* _Exercise objective_: Arrange the items from the line containing "Identify all the" up to and including the line containing "price-cell: € 0,73 (345, 197, 774, 236)" as a two-column CSV with the header input,output, giving one row per item. Place each field in double quotes, replace line breaks with spaces, and omit the pictures.

* _Supplied information_:
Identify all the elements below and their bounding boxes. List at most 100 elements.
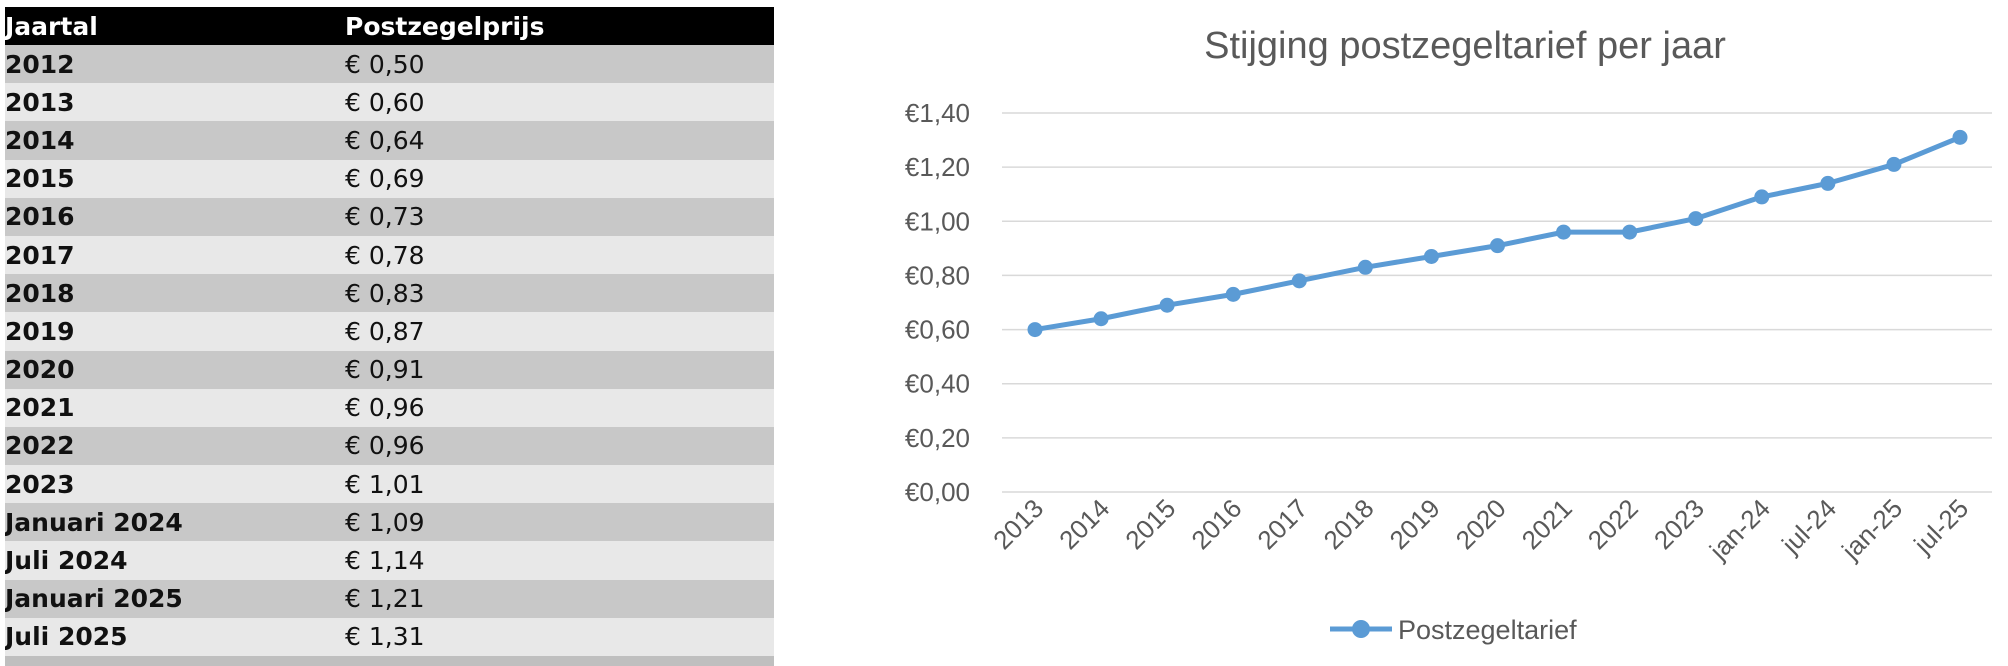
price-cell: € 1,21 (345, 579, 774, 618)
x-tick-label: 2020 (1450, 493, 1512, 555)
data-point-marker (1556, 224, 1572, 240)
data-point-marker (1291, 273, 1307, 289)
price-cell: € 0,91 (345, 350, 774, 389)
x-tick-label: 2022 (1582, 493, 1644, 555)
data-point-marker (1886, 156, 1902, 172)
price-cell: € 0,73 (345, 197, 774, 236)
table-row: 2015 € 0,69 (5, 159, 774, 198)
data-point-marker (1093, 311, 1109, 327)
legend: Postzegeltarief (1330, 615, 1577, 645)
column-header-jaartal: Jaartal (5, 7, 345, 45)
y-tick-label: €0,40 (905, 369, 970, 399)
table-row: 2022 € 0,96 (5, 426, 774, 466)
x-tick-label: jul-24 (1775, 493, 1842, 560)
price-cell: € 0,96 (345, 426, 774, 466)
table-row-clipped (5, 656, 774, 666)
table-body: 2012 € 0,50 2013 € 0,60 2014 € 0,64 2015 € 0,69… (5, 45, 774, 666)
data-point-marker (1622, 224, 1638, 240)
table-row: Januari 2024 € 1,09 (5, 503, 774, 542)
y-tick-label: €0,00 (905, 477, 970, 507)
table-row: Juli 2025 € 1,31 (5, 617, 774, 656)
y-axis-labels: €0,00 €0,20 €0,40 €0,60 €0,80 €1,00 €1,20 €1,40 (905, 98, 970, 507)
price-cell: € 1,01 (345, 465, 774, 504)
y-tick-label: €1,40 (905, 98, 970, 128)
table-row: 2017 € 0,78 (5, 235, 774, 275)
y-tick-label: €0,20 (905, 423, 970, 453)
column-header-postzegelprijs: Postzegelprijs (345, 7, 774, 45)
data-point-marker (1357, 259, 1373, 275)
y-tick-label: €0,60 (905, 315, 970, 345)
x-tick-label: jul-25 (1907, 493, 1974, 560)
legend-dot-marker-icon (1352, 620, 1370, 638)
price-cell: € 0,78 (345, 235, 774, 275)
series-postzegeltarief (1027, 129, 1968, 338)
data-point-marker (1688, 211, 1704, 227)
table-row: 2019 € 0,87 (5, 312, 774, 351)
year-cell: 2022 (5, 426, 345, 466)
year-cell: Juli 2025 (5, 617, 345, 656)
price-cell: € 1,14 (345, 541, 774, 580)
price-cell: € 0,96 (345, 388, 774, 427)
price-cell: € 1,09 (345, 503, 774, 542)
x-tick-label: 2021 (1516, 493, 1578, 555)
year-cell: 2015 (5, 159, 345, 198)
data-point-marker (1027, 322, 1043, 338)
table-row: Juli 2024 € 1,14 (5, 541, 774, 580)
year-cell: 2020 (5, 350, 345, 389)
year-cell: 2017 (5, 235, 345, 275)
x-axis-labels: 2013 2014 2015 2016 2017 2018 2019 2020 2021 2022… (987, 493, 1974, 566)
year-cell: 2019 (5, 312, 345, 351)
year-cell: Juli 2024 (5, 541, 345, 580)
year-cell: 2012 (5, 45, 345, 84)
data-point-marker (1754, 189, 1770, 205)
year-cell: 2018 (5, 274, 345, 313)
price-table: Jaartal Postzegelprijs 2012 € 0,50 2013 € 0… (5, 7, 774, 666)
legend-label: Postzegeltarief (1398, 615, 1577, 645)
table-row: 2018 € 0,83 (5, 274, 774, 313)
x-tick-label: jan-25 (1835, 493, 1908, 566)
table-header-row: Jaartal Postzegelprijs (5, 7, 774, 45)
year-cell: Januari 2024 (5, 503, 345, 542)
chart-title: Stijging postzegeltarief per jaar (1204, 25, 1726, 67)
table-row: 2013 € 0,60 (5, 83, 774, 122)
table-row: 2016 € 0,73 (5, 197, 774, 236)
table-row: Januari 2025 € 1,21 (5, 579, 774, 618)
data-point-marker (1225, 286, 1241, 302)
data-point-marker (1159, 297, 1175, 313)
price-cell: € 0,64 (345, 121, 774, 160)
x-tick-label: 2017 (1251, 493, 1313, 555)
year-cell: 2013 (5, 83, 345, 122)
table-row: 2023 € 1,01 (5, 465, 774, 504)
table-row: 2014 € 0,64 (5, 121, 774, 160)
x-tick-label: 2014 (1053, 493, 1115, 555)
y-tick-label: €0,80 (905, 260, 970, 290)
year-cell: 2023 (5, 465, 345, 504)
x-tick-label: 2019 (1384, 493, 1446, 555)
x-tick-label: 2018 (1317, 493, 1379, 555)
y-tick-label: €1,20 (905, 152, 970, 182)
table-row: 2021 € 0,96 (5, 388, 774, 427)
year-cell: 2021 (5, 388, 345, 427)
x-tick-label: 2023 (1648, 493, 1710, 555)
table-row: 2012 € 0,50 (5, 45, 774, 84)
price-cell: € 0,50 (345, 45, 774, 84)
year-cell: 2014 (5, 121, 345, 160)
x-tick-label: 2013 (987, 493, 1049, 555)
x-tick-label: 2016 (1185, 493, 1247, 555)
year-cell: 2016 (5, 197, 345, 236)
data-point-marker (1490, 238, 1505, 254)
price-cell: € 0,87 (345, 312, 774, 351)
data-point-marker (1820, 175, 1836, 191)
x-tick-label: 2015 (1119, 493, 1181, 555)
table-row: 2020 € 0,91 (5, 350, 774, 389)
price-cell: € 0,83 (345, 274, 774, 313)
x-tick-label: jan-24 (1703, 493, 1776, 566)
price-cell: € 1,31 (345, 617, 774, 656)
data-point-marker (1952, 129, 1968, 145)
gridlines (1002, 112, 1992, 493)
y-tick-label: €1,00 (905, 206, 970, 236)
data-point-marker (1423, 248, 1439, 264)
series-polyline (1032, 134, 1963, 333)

==

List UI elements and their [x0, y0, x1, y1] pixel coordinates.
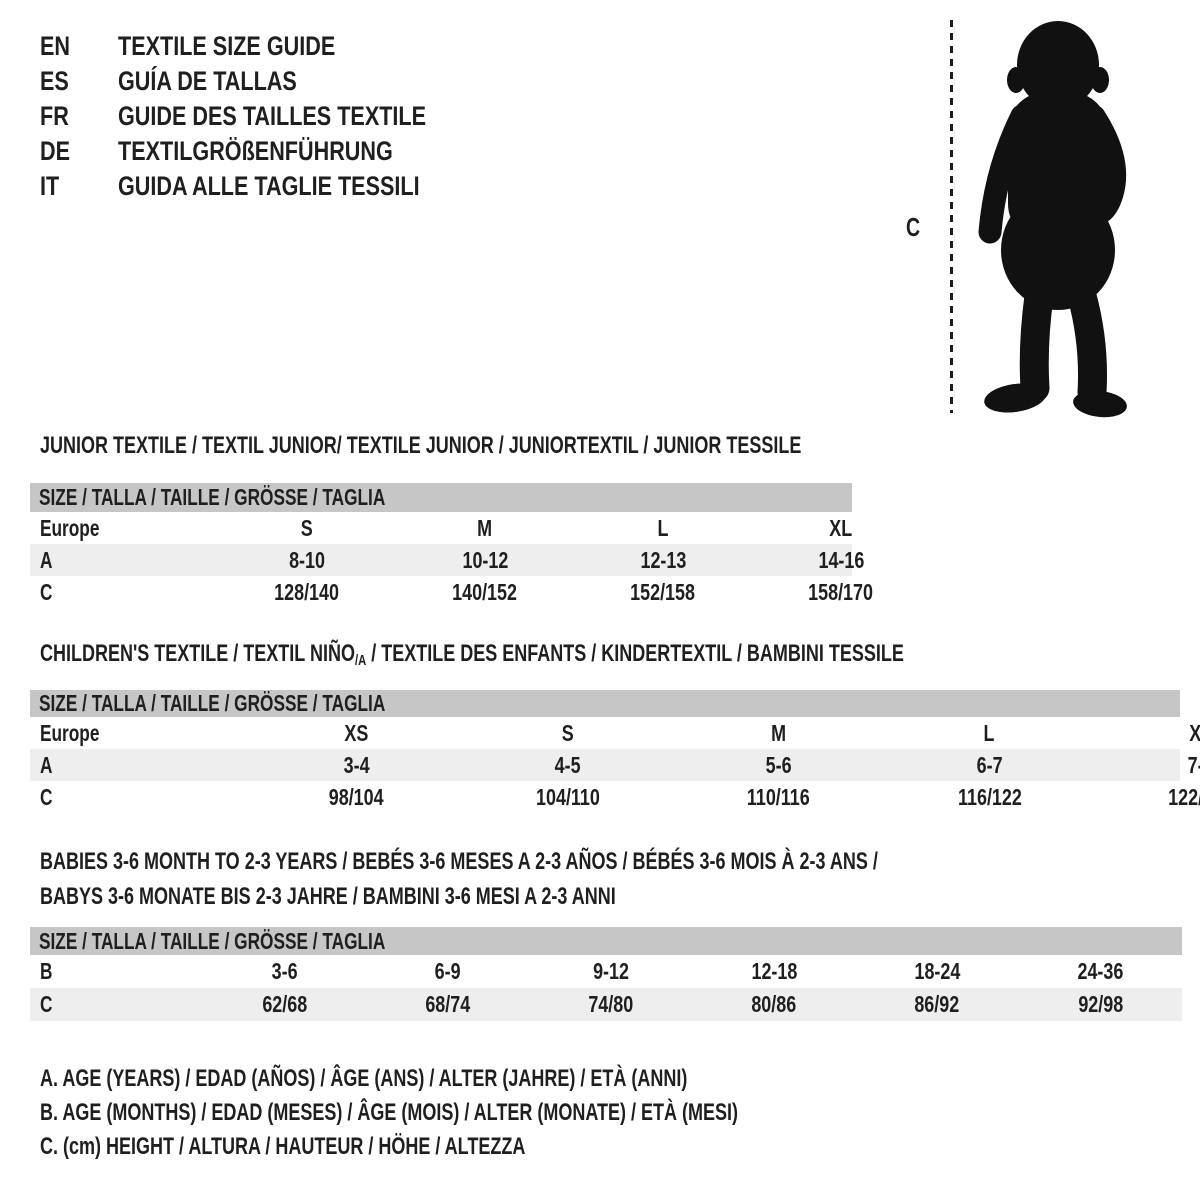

* _Exercise output_:
input,output
"Identify all the elements below and their bounding boxes. List at most 100 elements.","price-cell: € 1,21 (345, 579, 774, 618) x-tick-label: 2020 (1450, 493, 1512, 555) data-point-marker (1556, 224, 1572, 240) data-point-marker (1291, 273, 1307, 289) price-cell: € 0,91 (345, 350, 774, 389) x-tick-label: 2022 (1582, 493, 1644, 555) data-point-marker (1886, 156, 1902, 172) price-cell: € 0,73 (345, 197, 774, 236)"